→ **PROVIDED DATA**
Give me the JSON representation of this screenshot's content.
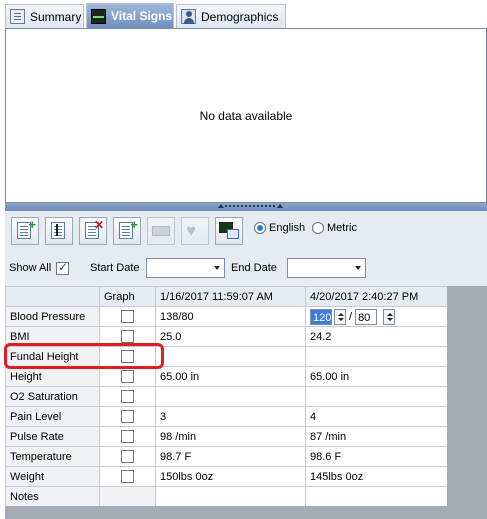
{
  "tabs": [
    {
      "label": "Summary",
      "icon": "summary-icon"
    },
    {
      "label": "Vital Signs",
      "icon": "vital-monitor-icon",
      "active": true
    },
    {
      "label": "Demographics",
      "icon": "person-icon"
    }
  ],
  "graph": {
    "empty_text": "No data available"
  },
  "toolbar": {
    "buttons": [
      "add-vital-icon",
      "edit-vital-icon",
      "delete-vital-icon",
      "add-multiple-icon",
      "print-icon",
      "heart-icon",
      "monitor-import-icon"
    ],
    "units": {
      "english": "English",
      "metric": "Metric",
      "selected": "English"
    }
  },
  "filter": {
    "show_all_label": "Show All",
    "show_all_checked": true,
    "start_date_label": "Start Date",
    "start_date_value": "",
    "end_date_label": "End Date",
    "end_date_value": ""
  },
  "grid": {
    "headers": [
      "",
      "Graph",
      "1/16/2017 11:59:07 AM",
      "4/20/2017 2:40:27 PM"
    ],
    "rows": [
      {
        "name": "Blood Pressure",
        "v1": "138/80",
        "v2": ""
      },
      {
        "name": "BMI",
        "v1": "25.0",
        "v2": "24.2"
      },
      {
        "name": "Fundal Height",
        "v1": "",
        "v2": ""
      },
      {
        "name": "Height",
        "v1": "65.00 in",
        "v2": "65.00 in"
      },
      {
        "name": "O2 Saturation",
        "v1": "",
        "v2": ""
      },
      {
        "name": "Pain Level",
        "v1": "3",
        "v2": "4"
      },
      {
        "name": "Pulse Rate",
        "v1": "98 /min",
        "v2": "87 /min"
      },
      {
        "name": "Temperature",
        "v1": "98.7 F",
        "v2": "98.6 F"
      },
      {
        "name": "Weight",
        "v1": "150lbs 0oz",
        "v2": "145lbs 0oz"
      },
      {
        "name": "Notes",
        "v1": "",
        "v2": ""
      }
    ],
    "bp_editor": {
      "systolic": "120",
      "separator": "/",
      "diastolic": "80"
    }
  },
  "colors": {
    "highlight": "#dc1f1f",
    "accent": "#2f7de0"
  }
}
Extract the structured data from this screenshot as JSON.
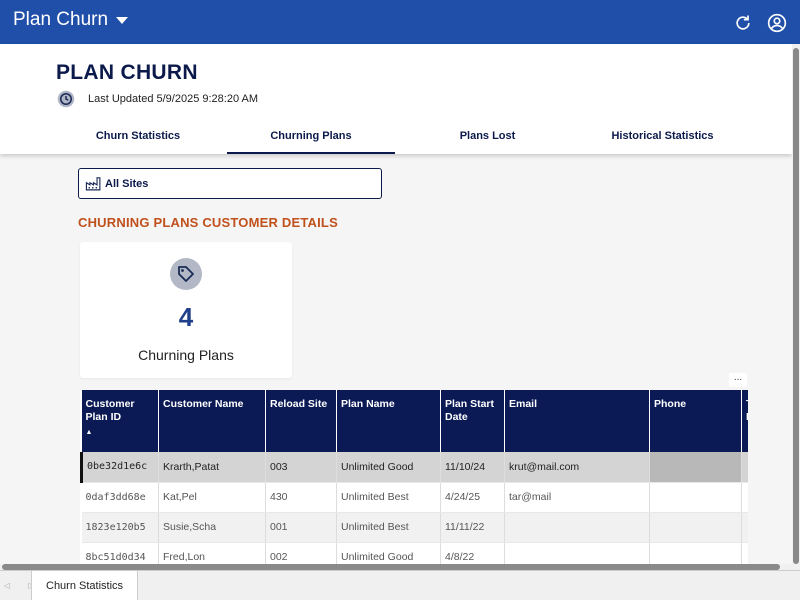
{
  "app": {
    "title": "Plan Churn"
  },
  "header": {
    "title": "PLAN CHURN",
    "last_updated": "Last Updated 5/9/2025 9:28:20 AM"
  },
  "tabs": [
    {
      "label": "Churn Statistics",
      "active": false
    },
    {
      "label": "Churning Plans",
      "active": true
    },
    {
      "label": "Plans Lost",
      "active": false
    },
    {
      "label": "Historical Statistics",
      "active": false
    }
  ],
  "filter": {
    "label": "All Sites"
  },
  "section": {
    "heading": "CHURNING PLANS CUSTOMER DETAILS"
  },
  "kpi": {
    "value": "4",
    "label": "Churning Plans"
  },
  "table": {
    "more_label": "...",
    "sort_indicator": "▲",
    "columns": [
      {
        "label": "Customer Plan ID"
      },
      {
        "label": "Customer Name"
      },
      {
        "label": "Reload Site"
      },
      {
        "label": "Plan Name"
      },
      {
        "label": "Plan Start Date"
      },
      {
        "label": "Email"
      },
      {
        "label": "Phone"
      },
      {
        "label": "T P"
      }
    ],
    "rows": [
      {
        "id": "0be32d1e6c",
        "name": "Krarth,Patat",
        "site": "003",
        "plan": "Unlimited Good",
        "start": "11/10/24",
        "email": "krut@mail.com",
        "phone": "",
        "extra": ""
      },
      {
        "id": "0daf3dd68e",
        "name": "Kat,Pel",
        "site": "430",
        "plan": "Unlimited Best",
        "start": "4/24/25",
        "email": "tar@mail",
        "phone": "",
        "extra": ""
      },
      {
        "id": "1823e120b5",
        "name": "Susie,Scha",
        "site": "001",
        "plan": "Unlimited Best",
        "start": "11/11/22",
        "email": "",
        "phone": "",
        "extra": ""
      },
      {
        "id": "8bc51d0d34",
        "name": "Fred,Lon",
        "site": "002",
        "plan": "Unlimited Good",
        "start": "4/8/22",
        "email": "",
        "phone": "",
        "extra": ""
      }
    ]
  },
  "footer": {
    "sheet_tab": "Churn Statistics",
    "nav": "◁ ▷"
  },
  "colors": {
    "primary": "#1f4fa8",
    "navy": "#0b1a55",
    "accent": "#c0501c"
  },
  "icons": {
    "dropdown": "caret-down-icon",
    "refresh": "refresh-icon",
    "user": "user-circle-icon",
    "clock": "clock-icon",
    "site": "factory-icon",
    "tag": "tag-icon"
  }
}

→ **GIVEN EXERCISE**
Reproduce every entry word for word, but omit the pictures.

→ **TASK RESPONSE**
Give me the JSON representation of this screenshot's content.
{
  "tabs": [
    {
      "label": "Summary",
      "icon": "summary-icon"
    },
    {
      "label": "Vital Signs",
      "icon": "vital-monitor-icon",
      "active": true
    },
    {
      "label": "Demographics",
      "icon": "person-icon"
    }
  ],
  "graph": {
    "empty_text": "No data available"
  },
  "toolbar": {
    "buttons": [
      "add-vital-icon",
      "edit-vital-icon",
      "delete-vital-icon",
      "add-multiple-icon",
      "print-icon",
      "heart-icon",
      "monitor-import-icon"
    ],
    "units": {
      "english": "English",
      "metric": "Metric",
      "selected": "English"
    }
  },
  "filter": {
    "show_all_label": "Show All",
    "show_all_checked": true,
    "start_date_label": "Start Date",
    "start_date_value": "",
    "end_date_label": "End Date",
    "end_date_value": ""
  },
  "grid": {
    "headers": [
      "",
      "Graph",
      "1/16/2017 11:59:07 AM",
      "4/20/2017 2:40:27 PM"
    ],
    "rows": [
      {
        "name": "Blood Pressure",
        "v1": "138/80",
        "v2": ""
      },
      {
        "name": "BMI",
        "v1": "25.0",
        "v2": "24.2"
      },
      {
        "name": "Fundal Height",
        "v1": "",
        "v2": ""
      },
      {
        "name": "Height",
        "v1": "65.00 in",
        "v2": "65.00 in"
      },
      {
        "name": "O2 Saturation",
        "v1": "",
        "v2": ""
      },
      {
        "name": "Pain Level",
        "v1": "3",
        "v2": "4"
      },
      {
        "name": "Pulse Rate",
        "v1": "98 /min",
        "v2": "87 /min"
      },
      {
        "name": "Temperature",
        "v1": "98.7 F",
        "v2": "98.6 F"
      },
      {
        "name": "Weight",
        "v1": "150lbs 0oz",
        "v2": "145lbs 0oz"
      },
      {
        "name": "Notes",
        "v1": "",
        "v2": ""
      }
    ],
    "bp_editor": {
      "systolic": "120",
      "separator": "/",
      "diastolic": "80"
    }
  },
  "colors": {
    "highlight": "#dc1f1f",
    "accent": "#2f7de0"
  }
}
Extract the structured data from this screenshot as JSON.
{
  "app": {
    "title": "Plan Churn"
  },
  "header": {
    "title": "PLAN CHURN",
    "last_updated": "Last Updated 5/9/2025 9:28:20 AM"
  },
  "tabs": [
    {
      "label": "Churn Statistics",
      "active": false
    },
    {
      "label": "Churning Plans",
      "active": true
    },
    {
      "label": "Plans Lost",
      "active": false
    },
    {
      "label": "Historical Statistics",
      "active": false
    }
  ],
  "filter": {
    "label": "All Sites"
  },
  "section": {
    "heading": "CHURNING PLANS CUSTOMER DETAILS"
  },
  "kpi": {
    "value": "4",
    "label": "Churning Plans"
  },
  "table": {
    "more_label": "...",
    "sort_indicator": "▲",
    "columns": [
      {
        "label": "Customer Plan ID"
      },
      {
        "label": "Customer Name"
      },
      {
        "label": "Reload Site"
      },
      {
        "label": "Plan Name"
      },
      {
        "label": "Plan Start Date"
      },
      {
        "label": "Email"
      },
      {
        "label": "Phone"
      },
      {
        "label": "T P"
      }
    ],
    "rows": [
      {
        "id": "0be32d1e6c",
        "name": "Krarth,Patat",
        "site": "003",
        "plan": "Unlimited Good",
        "start": "11/10/24",
        "email": "krut@mail.com",
        "phone": "",
        "extra": ""
      },
      {
        "id": "0daf3dd68e",
        "name": "Kat,Pel",
        "site": "430",
        "plan": "Unlimited Best",
        "start": "4/24/25",
        "email": "tar@mail",
        "phone": "",
        "extra": ""
      },
      {
        "id": "1823e120b5",
        "name": "Susie,Scha",
        "site": "001",
        "plan": "Unlimited Best",
        "start": "11/11/22",
        "email": "",
        "phone": "",
        "extra": ""
      },
      {
        "id": "8bc51d0d34",
        "name": "Fred,Lon",
        "site": "002",
        "plan": "Unlimited Good",
        "start": "4/8/22",
        "email": "",
        "phone": "",
        "extra": ""
      }
    ]
  },
  "footer": {
    "sheet_tab": "Churn Statistics",
    "nav": "◁ ▷"
  },
  "colors": {
    "primary": "#1f4fa8",
    "navy": "#0b1a55",
    "accent": "#c0501c"
  },
  "icons": {
    "dropdown": "caret-down-icon",
    "refresh": "refresh-icon",
    "user": "user-circle-icon",
    "clock": "clock-icon",
    "site": "factory-icon",
    "tag": "tag-icon"
  }
}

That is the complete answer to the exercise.